◆ **Provided data**:

+ + + +

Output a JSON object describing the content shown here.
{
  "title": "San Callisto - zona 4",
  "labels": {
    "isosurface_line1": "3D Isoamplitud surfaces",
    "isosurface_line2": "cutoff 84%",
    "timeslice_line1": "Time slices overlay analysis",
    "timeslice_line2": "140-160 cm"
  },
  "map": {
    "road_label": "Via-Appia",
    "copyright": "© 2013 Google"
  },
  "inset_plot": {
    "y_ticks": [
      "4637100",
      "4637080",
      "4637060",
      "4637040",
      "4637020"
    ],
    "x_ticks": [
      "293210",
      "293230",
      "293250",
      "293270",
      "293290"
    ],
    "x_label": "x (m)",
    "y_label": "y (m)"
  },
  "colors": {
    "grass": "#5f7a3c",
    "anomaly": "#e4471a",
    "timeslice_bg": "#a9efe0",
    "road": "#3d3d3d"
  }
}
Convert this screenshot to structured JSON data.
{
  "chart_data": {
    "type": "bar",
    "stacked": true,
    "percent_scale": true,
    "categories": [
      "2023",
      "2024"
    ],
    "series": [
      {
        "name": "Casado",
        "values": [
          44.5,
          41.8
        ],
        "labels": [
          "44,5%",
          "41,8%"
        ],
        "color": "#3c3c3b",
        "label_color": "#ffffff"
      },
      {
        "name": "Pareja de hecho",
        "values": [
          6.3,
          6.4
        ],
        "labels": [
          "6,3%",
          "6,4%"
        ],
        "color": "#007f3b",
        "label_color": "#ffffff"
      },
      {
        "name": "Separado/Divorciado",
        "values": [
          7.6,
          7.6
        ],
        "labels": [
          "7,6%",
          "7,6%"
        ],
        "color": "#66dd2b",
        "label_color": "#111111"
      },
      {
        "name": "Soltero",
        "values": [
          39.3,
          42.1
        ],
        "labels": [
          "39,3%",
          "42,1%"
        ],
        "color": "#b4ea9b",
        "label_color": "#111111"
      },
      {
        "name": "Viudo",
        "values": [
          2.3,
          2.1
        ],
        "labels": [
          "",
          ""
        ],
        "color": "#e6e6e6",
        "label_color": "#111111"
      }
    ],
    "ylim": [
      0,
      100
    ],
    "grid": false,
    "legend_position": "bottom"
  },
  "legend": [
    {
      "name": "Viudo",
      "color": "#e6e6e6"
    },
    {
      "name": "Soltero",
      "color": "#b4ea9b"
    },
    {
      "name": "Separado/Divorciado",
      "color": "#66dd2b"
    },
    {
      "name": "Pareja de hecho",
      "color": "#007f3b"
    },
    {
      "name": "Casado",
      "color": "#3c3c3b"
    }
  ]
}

+ + + +

◆ **Given exercise**: Take the material above and return all of it exactly.

◆ **Reply**:
Output a JSON object describing the content shown here.
{
  "title": "San Callisto - zona 4",
  "labels": {
    "isosurface_line1": "3D Isoamplitud surfaces",
    "isosurface_line2": "cutoff 84%",
    "timeslice_line1": "Time slices overlay analysis",
    "timeslice_line2": "140-160 cm"
  },
  "map": {
    "road_label": "Via-Appia",
    "copyright": "© 2013 Google"
  },
  "inset_plot": {
    "y_ticks": [
      "4637100",
      "4637080",
      "4637060",
      "4637040",
      "4637020"
    ],
    "x_ticks": [
      "293210",
      "293230",
      "293250",
      "293270",
      "293290"
    ],
    "x_label": "x (m)",
    "y_label": "y (m)"
  },
  "colors": {
    "grass": "#5f7a3c",
    "anomaly": "#e4471a",
    "timeslice_bg": "#a9efe0",
    "road": "#3d3d3d"
  }
}
Convert this screenshot to structured JSON data.
{
  "chart_data": {
    "type": "bar",
    "stacked": true,
    "percent_scale": true,
    "categories": [
      "2023",
      "2024"
    ],
    "series": [
      {
        "name": "Casado",
        "values": [
          44.5,
          41.8
        ],
        "labels": [
          "44,5%",
          "41,8%"
        ],
        "color": "#3c3c3b",
        "label_color": "#ffffff"
      },
      {
        "name": "Pareja de hecho",
        "values": [
          6.3,
          6.4
        ],
        "labels": [
          "6,3%",
          "6,4%"
        ],
        "color": "#007f3b",
        "label_color": "#ffffff"
      },
      {
        "name": "Separado/Divorciado",
        "values": [
          7.6,
          7.6
        ],
        "labels": [
          "7,6%",
          "7,6%"
        ],
        "color": "#66dd2b",
        "label_color": "#111111"
      },
      {
        "name": "Soltero",
        "values": [
          39.3,
          42.1
        ],
        "labels": [
          "39,3%",
          "42,1%"
        ],
        "color": "#b4ea9b",
        "label_color": "#111111"
      },
      {
        "name": "Viudo",
        "values": [
          2.3,
          2.1
        ],
        "labels": [
          "",
          ""
        ],
        "color": "#e6e6e6",
        "label_color": "#111111"
      }
    ],
    "ylim": [
      0,
      100
    ],
    "grid": false,
    "legend_position": "bottom"
  },
  "legend": [
    {
      "name": "Viudo",
      "color": "#e6e6e6"
    },
    {
      "name": "Soltero",
      "color": "#b4ea9b"
    },
    {
      "name": "Separado/Divorciado",
      "color": "#66dd2b"
    },
    {
      "name": "Pareja de hecho",
      "color": "#007f3b"
    },
    {
      "name": "Casado",
      "color": "#3c3c3b"
    }
  ]
}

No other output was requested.